<<<<

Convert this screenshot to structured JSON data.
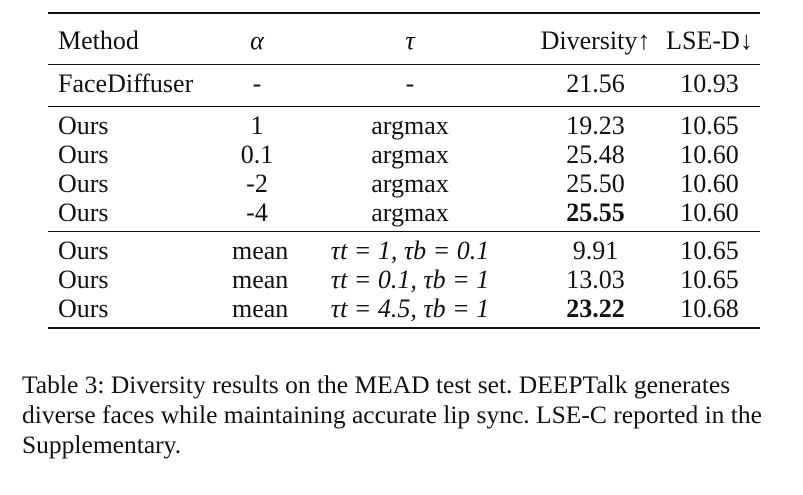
{
  "table": {
    "headers": {
      "method": "Method",
      "alpha": "α",
      "tau": "τ",
      "diversity": "Diversity↑",
      "lse_d": "LSE-D↓"
    },
    "baseline": [
      {
        "method": "FaceDiffuser",
        "alpha": "-",
        "tau": "-",
        "diversity": "21.56",
        "lse_d": "10.93"
      }
    ],
    "argmax_rows": [
      {
        "method": "Ours",
        "alpha": "1",
        "tau": "argmax",
        "diversity": "19.23",
        "lse_d": "10.65"
      },
      {
        "method": "Ours",
        "alpha": "0.1",
        "tau": "argmax",
        "diversity": "25.48",
        "lse_d": "10.60"
      },
      {
        "method": "Ours",
        "alpha": "-2",
        "tau": "argmax",
        "diversity": "25.50",
        "lse_d": "10.60"
      },
      {
        "method": "Ours",
        "alpha": "-4",
        "tau": "argmax",
        "diversity": "25.55",
        "lse_d": "10.60"
      }
    ],
    "mean_rows": [
      {
        "method": "Ours",
        "alpha": "mean",
        "tau": "τt = 1, τb = 0.1",
        "diversity": "9.91",
        "lse_d": "10.65"
      },
      {
        "method": "Ours",
        "alpha": "mean",
        "tau": "τt = 0.1, τb = 1",
        "diversity": "13.03",
        "lse_d": "10.65"
      },
      {
        "method": "Ours",
        "alpha": "mean",
        "tau": "τt = 4.5, τb = 1",
        "diversity": "23.22",
        "lse_d": "10.68"
      }
    ]
  },
  "caption": "Table 3: Diversity results on the MEAD test set. DEEPTalk generates diverse faces while maintaining accurate lip sync. LSE-C reported in the Supplementary."
}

>>>>

CHALLENGE: Transcribe all of the records above character for character. Exclude the pictures.

RESULT FOR THIS TASK:
Convert this screenshot to structured JSON data.
{
  "table": {
    "headers": {
      "method": "Method",
      "alpha": "α",
      "tau": "τ",
      "diversity": "Diversity↑",
      "lse_d": "LSE-D↓"
    },
    "baseline": [
      {
        "method": "FaceDiffuser",
        "alpha": "-",
        "tau": "-",
        "diversity": "21.56",
        "lse_d": "10.93"
      }
    ],
    "argmax_rows": [
      {
        "method": "Ours",
        "alpha": "1",
        "tau": "argmax",
        "diversity": "19.23",
        "lse_d": "10.65"
      },
      {
        "method": "Ours",
        "alpha": "0.1",
        "tau": "argmax",
        "diversity": "25.48",
        "lse_d": "10.60"
      },
      {
        "method": "Ours",
        "alpha": "-2",
        "tau": "argmax",
        "diversity": "25.50",
        "lse_d": "10.60"
      },
      {
        "method": "Ours",
        "alpha": "-4",
        "tau": "argmax",
        "diversity": "25.55",
        "lse_d": "10.60"
      }
    ],
    "mean_rows": [
      {
        "method": "Ours",
        "alpha": "mean",
        "tau": "τt = 1, τb = 0.1",
        "diversity": "9.91",
        "lse_d": "10.65"
      },
      {
        "method": "Ours",
        "alpha": "mean",
        "tau": "τt = 0.1, τb = 1",
        "diversity": "13.03",
        "lse_d": "10.65"
      },
      {
        "method": "Ours",
        "alpha": "mean",
        "tau": "τt = 4.5, τb = 1",
        "diversity": "23.22",
        "lse_d": "10.68"
      }
    ]
  },
  "caption": "Table 3: Diversity results on the MEAD test set. DEEPTalk generates diverse faces while maintaining accurate lip sync. LSE-C reported in the Supplementary."
}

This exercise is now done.